(Rows from a dataset)
"""
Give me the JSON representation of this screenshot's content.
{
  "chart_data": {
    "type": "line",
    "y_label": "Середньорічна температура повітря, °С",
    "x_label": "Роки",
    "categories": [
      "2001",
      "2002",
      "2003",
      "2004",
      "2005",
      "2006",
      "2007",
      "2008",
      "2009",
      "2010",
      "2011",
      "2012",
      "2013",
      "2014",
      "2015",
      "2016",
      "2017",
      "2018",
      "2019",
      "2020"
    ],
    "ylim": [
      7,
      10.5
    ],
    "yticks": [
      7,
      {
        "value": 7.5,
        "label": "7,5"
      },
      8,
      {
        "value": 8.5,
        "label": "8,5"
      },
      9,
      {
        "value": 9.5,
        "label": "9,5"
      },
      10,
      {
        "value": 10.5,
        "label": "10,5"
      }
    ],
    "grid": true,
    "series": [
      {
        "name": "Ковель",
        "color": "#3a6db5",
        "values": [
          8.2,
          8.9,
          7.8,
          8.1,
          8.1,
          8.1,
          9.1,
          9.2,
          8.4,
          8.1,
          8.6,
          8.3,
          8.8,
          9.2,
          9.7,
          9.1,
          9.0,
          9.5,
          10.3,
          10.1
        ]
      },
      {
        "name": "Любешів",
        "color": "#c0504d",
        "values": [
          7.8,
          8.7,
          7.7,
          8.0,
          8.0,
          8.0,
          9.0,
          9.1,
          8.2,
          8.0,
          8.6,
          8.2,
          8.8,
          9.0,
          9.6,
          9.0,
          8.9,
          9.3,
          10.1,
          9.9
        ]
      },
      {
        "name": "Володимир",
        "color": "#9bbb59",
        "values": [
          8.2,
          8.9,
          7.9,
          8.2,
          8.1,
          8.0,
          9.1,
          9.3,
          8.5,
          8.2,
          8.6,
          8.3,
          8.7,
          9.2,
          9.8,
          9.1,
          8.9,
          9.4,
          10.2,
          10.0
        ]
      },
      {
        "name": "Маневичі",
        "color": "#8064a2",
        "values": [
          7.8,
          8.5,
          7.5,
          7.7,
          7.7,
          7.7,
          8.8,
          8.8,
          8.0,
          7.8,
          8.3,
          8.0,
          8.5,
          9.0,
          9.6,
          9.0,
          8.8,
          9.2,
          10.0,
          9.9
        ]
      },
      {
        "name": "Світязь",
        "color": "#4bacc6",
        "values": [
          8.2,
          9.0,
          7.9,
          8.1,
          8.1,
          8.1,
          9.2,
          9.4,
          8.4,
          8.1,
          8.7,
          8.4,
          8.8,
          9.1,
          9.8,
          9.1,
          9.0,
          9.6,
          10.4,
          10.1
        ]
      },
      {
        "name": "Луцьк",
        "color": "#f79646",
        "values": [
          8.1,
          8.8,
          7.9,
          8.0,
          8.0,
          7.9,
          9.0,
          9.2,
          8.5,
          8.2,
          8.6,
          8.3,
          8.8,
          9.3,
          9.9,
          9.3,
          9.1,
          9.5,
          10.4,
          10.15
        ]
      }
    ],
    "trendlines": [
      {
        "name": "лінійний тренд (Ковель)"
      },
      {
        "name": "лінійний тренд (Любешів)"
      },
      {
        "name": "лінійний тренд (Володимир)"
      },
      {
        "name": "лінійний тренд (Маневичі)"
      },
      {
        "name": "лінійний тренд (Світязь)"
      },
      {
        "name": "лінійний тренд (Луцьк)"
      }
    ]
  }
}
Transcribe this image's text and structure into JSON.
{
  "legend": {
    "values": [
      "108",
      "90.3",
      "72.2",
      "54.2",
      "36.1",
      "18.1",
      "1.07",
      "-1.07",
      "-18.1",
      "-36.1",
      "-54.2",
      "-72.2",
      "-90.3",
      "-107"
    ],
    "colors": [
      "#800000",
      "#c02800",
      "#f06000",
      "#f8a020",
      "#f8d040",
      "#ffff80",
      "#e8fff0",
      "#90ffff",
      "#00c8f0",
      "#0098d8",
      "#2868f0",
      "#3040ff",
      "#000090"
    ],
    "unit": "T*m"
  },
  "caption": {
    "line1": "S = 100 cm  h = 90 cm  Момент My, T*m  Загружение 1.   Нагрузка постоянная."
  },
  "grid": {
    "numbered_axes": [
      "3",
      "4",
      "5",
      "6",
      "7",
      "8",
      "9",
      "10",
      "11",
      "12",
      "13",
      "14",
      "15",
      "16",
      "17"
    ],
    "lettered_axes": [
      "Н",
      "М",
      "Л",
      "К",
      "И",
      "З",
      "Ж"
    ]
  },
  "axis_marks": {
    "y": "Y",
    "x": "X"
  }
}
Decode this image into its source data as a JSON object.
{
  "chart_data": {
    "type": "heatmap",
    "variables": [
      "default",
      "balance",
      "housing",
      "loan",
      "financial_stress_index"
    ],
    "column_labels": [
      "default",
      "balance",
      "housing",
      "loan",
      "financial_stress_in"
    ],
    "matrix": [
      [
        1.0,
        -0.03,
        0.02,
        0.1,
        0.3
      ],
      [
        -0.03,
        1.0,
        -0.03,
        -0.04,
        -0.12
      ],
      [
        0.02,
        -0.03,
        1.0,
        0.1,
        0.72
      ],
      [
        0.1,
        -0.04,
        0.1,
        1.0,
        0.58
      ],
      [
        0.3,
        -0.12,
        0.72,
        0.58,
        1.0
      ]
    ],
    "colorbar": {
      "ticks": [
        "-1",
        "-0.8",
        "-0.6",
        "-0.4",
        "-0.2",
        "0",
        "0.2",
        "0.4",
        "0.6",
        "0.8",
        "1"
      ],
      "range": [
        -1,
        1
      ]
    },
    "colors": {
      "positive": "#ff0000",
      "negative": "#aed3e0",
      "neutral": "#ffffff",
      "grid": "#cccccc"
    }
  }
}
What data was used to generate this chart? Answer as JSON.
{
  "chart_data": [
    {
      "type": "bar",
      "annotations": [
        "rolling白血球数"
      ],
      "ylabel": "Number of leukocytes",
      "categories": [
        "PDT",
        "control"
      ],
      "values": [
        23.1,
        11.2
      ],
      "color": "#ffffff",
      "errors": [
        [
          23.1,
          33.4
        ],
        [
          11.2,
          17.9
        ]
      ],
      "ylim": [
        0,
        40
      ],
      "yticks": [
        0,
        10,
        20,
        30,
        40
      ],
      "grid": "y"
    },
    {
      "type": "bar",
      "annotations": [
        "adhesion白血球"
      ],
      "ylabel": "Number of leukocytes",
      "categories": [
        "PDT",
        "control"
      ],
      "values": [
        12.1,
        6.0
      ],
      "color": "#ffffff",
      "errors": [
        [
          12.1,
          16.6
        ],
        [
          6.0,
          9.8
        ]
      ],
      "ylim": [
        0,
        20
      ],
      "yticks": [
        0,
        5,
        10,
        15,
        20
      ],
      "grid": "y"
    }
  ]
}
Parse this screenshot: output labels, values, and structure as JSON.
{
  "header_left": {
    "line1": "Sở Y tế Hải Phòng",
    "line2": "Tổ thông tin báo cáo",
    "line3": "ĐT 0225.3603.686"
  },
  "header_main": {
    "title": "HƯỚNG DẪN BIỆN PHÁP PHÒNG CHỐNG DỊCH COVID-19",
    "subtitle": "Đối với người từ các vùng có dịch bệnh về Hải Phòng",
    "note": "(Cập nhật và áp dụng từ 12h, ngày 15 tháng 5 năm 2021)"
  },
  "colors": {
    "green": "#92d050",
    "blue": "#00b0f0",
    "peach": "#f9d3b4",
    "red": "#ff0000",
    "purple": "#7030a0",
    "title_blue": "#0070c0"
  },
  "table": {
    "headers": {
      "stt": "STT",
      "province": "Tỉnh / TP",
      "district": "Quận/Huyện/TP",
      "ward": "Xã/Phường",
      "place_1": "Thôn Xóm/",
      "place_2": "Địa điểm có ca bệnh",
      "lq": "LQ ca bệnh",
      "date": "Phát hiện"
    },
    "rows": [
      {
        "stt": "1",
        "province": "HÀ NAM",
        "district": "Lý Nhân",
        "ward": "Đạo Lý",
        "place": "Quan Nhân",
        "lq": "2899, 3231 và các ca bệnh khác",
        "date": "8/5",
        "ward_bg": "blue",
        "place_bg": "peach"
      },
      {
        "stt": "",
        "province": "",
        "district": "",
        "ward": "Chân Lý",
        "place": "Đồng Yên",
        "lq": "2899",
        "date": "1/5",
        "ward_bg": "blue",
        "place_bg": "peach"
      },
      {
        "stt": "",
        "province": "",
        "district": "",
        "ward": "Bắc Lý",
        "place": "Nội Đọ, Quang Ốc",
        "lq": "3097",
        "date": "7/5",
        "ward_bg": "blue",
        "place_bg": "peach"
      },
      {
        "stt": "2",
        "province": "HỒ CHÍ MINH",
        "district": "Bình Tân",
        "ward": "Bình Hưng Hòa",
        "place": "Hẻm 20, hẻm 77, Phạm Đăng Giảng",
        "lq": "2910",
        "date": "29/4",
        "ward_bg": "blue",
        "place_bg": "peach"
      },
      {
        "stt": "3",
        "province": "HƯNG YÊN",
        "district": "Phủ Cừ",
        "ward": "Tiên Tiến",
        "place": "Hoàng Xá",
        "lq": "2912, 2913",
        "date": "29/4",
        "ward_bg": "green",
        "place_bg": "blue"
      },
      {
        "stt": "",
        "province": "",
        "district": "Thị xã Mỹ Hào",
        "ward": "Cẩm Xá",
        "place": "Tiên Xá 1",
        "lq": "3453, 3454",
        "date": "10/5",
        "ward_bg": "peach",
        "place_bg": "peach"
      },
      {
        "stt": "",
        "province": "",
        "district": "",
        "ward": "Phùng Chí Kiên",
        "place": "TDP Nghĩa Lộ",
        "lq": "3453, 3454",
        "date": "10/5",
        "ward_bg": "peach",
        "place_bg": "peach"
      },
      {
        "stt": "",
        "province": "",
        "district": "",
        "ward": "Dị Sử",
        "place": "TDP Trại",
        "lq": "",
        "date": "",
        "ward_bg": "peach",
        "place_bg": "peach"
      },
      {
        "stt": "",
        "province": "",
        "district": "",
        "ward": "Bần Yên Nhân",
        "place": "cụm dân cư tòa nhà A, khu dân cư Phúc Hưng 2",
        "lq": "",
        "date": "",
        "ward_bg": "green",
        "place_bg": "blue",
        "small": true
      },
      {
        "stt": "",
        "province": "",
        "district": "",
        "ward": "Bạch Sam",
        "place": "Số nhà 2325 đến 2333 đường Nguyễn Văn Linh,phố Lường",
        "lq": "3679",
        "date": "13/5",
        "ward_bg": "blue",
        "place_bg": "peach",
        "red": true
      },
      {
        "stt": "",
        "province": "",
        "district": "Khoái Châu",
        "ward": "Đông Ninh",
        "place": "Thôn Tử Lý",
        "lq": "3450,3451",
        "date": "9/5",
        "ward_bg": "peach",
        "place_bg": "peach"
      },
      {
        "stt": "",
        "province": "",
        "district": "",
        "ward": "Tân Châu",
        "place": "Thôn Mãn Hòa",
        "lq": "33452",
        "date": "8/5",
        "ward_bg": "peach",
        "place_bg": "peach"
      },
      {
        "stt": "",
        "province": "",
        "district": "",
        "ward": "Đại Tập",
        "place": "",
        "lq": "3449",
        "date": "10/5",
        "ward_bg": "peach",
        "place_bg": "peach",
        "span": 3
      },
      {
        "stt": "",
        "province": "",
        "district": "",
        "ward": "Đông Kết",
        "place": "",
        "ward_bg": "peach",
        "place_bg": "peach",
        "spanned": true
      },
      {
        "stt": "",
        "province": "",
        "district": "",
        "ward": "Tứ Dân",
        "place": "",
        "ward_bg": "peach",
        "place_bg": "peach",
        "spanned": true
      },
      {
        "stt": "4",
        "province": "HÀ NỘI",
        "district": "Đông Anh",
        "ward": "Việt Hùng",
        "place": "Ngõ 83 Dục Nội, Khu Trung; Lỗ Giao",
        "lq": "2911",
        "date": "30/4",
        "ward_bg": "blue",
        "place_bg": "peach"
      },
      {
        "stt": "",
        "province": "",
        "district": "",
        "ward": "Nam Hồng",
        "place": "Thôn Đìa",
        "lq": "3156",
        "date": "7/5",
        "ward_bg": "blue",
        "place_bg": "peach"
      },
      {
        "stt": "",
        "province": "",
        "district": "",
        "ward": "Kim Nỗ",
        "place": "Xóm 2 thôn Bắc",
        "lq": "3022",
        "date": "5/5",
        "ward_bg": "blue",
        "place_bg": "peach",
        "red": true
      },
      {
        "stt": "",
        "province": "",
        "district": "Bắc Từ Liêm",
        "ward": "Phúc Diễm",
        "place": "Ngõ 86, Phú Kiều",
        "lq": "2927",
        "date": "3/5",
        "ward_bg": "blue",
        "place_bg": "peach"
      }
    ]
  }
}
"""
Written exercise
From the data above, copy each line that holds "Маневичі".

Answer in full
        "name": "Маневичі",
        "name": "лінійний тренд (Маневичі)"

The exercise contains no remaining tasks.